Job |
Only the number is wanted: tally the lines below that contain the word "code".
START Listing
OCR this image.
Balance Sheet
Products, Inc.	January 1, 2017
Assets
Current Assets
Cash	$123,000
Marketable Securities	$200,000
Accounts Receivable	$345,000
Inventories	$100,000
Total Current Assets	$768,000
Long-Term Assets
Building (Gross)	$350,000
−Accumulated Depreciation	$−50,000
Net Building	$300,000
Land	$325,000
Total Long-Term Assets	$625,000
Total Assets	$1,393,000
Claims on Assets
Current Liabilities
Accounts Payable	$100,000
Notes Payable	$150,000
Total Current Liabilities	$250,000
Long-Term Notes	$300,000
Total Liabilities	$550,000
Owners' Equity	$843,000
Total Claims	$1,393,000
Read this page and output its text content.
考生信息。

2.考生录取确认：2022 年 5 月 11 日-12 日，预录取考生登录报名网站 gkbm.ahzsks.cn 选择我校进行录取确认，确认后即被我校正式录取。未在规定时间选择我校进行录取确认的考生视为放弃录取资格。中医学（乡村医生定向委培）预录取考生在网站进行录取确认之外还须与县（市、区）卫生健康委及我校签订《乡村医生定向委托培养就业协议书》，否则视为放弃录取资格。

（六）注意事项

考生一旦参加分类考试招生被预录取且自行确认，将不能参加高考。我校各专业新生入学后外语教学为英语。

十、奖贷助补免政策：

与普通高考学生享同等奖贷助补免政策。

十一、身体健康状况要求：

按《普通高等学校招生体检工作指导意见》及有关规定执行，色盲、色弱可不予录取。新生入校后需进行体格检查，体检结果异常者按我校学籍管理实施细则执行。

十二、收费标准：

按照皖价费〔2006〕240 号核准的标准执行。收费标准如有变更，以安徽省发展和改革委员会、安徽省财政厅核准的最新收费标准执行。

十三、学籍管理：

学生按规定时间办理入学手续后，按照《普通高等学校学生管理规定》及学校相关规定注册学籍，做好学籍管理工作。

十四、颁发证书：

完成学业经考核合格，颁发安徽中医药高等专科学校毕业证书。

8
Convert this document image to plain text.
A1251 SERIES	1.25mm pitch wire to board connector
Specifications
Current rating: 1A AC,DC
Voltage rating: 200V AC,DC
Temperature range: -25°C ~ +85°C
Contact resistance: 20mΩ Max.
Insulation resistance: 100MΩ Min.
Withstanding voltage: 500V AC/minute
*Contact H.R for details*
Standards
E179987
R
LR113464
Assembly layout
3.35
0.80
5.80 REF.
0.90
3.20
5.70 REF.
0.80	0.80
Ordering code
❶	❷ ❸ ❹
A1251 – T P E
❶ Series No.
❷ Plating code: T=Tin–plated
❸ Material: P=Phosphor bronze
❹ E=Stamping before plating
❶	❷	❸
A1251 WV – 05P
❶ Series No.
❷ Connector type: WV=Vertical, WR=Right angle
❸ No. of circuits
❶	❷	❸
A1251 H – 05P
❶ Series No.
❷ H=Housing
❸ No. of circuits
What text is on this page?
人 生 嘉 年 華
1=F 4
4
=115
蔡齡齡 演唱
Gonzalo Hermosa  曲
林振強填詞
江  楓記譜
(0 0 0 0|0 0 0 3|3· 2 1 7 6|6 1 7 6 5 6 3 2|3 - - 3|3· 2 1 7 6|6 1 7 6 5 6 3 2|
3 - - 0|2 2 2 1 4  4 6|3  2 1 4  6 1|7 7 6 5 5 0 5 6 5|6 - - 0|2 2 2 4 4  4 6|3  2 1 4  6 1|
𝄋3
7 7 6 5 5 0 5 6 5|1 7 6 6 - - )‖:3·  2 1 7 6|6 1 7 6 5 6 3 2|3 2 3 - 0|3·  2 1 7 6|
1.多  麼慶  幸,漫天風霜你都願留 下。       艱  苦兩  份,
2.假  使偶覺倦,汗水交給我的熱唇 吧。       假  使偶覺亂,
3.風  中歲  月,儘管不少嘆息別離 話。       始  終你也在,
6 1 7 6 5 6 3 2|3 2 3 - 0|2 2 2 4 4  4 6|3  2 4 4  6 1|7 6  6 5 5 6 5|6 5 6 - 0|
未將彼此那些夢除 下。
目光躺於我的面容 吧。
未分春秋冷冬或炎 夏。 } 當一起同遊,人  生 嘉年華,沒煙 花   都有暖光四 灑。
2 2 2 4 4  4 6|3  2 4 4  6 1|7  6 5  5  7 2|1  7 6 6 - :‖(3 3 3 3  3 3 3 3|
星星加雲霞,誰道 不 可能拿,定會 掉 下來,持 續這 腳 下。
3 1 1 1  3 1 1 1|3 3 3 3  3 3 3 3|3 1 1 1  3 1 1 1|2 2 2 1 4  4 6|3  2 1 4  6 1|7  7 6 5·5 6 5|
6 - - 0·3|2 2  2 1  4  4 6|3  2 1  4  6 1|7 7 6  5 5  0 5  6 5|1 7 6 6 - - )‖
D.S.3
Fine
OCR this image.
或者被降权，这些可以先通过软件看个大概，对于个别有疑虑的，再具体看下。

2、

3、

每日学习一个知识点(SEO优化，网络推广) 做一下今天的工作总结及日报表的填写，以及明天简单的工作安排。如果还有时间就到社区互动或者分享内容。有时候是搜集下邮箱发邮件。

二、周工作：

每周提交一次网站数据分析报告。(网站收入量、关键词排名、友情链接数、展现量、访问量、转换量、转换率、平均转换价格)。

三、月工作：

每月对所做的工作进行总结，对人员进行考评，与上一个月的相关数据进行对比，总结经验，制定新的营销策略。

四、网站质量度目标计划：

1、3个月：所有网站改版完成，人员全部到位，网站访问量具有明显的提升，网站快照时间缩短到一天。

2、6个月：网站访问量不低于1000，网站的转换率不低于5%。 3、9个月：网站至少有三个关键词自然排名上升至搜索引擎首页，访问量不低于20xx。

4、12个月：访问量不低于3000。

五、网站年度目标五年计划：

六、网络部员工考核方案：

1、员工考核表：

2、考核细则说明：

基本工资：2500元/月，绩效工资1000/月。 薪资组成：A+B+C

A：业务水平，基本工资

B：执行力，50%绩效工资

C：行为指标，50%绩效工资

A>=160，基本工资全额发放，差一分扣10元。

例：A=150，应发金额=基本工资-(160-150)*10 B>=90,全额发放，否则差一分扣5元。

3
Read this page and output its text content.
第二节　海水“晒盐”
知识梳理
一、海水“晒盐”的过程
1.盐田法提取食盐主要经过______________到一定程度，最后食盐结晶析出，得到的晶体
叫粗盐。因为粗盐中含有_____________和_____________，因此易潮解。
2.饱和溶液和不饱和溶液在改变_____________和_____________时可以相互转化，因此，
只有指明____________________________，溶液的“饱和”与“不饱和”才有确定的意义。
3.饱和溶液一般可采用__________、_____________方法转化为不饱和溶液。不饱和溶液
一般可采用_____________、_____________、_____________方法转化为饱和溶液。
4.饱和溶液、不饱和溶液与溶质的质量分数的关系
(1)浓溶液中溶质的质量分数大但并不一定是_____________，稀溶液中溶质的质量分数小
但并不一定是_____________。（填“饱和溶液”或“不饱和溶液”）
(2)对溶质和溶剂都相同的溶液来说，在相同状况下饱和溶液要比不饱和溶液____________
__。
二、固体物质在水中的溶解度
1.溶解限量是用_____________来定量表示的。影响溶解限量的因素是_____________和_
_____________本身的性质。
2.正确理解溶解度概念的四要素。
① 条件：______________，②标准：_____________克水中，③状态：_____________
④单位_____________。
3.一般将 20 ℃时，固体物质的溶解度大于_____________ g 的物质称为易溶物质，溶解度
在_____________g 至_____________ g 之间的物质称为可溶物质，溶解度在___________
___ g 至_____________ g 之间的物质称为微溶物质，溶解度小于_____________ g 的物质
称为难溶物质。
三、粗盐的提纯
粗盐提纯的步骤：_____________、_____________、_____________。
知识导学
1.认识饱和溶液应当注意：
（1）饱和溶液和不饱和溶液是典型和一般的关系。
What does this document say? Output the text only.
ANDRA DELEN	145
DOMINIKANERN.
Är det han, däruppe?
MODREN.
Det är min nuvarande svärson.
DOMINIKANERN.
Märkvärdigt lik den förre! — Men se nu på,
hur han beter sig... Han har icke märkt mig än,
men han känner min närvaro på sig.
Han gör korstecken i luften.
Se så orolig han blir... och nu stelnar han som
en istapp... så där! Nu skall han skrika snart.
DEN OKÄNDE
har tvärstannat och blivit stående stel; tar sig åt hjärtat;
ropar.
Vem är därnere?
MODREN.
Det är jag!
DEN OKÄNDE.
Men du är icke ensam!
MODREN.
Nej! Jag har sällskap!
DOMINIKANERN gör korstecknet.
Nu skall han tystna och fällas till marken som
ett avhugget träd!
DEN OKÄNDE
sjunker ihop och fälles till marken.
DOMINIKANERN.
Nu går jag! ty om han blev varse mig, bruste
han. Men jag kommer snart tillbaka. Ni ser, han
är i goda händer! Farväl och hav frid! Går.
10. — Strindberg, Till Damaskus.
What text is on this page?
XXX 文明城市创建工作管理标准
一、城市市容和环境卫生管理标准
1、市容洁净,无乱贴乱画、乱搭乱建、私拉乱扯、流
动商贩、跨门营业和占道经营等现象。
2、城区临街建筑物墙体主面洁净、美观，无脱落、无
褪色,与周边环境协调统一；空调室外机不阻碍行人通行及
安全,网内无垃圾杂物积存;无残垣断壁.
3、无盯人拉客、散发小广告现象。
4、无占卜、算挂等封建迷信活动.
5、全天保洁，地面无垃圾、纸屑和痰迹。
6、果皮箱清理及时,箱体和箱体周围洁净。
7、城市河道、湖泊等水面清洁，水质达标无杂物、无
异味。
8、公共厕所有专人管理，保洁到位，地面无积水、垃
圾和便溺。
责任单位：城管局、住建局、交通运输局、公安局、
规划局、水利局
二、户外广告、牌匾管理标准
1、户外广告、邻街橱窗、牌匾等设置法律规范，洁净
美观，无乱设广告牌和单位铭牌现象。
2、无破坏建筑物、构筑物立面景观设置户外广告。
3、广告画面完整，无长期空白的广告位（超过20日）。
END Listing
Exercise solution |
2